(Figure dataset records)
—————

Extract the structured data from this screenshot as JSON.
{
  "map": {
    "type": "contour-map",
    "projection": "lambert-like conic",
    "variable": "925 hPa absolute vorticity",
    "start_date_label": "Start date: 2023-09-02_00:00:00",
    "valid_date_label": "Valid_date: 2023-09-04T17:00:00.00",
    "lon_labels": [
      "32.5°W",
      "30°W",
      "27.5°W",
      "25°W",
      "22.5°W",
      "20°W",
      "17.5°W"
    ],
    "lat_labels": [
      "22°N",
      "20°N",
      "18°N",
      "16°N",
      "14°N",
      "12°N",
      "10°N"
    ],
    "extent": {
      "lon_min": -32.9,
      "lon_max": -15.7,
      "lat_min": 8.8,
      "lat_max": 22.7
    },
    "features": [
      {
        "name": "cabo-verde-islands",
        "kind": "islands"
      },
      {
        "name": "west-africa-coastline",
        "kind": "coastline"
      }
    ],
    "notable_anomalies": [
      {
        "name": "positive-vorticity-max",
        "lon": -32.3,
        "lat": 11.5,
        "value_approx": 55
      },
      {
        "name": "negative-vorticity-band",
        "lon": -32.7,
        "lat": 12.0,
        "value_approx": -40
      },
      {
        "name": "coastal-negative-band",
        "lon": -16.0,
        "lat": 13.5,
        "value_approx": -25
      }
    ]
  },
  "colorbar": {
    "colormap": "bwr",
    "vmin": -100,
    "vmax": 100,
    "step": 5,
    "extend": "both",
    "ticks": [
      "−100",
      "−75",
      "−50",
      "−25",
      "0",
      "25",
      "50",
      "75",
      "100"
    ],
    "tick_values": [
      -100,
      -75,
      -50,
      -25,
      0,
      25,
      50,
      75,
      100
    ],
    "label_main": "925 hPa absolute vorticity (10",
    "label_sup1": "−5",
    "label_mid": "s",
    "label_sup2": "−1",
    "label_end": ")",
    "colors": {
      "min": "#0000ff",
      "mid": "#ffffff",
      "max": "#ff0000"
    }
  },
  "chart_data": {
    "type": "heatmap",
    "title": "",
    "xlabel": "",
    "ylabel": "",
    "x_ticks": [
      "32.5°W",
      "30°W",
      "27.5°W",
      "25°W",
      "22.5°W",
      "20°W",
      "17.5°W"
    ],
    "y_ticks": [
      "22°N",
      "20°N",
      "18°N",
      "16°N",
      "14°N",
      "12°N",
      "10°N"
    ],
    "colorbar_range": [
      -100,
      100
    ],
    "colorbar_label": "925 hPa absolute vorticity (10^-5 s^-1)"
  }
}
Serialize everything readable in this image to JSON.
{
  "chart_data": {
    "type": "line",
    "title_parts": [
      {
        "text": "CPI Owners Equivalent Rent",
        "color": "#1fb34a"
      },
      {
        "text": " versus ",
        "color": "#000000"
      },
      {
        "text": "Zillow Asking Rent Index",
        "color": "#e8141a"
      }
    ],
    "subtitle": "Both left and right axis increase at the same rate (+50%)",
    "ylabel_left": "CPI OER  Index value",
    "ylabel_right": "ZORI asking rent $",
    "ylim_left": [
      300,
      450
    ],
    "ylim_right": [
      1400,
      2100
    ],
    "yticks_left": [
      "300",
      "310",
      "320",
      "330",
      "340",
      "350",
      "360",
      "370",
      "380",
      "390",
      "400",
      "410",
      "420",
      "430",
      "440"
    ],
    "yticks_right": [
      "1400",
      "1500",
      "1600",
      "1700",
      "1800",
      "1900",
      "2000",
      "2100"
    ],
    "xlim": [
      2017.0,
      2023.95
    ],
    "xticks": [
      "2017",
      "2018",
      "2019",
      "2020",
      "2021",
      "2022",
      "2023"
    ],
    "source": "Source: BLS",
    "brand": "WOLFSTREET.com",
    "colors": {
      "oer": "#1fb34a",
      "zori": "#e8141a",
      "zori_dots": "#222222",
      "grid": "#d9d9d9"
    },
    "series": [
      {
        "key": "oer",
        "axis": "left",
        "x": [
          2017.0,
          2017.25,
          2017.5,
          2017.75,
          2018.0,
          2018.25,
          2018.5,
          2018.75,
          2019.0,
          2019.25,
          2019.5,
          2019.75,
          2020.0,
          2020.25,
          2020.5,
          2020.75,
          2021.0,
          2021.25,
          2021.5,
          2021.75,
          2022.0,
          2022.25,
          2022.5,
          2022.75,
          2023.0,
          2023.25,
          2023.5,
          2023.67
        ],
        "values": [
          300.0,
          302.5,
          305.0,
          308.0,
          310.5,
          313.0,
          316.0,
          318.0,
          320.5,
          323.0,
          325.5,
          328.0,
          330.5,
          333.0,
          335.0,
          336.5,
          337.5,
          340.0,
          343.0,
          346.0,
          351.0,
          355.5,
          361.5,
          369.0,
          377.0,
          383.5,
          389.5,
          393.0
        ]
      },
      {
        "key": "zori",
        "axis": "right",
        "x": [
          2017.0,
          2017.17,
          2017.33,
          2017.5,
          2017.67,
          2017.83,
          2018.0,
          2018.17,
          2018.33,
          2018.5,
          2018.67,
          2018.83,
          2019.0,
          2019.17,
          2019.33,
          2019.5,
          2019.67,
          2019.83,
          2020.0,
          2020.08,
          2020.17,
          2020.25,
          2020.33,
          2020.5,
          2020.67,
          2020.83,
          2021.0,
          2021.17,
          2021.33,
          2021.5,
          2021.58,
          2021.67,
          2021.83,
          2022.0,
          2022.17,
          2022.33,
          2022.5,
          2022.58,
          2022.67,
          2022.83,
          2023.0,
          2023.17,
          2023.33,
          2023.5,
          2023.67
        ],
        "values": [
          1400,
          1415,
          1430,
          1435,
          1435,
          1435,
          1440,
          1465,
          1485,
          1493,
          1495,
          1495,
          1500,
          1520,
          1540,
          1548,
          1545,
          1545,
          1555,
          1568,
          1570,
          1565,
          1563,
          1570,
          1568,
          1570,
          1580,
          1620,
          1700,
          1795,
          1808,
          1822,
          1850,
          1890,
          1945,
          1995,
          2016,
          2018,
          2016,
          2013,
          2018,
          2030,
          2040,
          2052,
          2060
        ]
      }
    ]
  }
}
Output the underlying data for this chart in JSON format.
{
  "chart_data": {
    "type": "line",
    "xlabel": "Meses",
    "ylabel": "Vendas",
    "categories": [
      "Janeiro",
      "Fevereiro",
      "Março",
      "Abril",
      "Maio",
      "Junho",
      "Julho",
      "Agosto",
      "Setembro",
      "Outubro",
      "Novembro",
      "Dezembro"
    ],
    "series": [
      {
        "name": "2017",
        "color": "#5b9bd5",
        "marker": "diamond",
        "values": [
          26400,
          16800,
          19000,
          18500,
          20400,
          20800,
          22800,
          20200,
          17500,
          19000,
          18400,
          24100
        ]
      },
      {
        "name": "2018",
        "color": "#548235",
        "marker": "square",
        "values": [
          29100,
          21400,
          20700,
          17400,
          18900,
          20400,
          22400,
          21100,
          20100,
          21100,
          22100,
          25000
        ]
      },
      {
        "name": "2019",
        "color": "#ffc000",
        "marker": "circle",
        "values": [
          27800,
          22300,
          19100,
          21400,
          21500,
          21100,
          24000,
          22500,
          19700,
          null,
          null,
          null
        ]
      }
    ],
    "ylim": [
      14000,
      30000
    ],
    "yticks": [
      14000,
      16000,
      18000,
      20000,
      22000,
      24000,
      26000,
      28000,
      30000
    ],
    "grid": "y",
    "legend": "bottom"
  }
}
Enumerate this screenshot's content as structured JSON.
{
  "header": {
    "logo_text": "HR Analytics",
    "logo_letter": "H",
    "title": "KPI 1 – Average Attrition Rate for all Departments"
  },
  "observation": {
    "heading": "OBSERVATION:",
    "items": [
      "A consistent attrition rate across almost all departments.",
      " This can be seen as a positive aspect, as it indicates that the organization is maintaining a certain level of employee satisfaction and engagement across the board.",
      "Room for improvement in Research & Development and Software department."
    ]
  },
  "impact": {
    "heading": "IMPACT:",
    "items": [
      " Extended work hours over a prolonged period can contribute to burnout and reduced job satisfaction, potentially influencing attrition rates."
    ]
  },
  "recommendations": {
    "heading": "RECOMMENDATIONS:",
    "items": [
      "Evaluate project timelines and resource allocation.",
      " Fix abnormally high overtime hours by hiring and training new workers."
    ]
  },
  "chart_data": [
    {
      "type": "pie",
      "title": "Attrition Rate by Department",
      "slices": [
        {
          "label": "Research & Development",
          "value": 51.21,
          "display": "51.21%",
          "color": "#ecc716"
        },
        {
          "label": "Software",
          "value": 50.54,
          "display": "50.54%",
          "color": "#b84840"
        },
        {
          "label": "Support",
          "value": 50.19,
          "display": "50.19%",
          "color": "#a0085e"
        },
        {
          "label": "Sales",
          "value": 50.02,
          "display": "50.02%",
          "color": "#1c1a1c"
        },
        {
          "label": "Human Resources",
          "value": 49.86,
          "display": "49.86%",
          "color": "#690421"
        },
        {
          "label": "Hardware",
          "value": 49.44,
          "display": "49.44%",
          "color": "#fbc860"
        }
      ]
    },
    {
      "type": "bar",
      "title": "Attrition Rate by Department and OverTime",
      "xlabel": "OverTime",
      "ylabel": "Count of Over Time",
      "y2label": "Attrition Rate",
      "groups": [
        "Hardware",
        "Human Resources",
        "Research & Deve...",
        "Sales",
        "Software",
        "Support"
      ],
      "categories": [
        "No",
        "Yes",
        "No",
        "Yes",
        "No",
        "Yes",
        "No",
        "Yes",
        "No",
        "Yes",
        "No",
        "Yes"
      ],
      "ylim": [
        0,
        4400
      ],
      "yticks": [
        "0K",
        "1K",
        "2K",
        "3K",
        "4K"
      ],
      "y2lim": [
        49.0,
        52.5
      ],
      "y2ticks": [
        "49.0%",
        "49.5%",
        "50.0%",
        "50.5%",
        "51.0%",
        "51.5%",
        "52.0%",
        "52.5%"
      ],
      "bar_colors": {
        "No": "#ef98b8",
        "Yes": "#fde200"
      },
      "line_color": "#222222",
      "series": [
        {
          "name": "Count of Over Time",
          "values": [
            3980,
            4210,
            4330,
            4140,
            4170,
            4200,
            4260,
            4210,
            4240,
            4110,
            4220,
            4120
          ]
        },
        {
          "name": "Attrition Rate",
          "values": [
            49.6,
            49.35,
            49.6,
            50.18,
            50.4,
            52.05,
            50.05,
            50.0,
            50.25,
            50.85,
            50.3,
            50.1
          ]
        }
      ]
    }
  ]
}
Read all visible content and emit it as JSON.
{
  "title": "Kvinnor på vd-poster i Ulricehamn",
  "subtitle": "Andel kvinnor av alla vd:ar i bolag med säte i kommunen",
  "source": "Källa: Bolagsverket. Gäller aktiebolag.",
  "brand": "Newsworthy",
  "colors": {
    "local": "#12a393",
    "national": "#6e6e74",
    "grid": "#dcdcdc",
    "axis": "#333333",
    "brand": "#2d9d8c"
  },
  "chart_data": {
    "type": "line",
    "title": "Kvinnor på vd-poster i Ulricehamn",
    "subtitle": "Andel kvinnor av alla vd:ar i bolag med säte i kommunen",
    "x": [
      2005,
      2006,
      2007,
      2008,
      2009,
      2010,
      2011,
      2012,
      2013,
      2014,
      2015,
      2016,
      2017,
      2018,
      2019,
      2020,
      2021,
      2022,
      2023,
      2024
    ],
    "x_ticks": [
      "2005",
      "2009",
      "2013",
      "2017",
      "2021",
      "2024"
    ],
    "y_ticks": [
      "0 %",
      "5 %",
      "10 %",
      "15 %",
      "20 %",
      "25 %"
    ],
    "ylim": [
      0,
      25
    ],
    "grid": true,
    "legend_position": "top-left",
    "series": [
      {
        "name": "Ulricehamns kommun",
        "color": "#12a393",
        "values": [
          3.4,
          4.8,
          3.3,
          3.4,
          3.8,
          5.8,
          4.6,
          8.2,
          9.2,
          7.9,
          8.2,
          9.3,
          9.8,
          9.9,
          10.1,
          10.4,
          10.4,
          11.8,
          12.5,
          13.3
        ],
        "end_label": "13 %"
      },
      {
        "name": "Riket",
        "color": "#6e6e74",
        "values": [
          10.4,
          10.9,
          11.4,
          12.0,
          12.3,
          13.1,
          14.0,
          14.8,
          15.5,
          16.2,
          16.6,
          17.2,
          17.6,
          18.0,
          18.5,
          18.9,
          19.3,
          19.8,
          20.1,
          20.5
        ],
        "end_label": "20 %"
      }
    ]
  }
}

—————

* [WHAT THE EXERCISE ASKS]:
Copy each line above that contains the word "negative".

* [THE RESPONSE]:
        "name": "negative-vorticity-band",
        "name": "coastal-negative-band",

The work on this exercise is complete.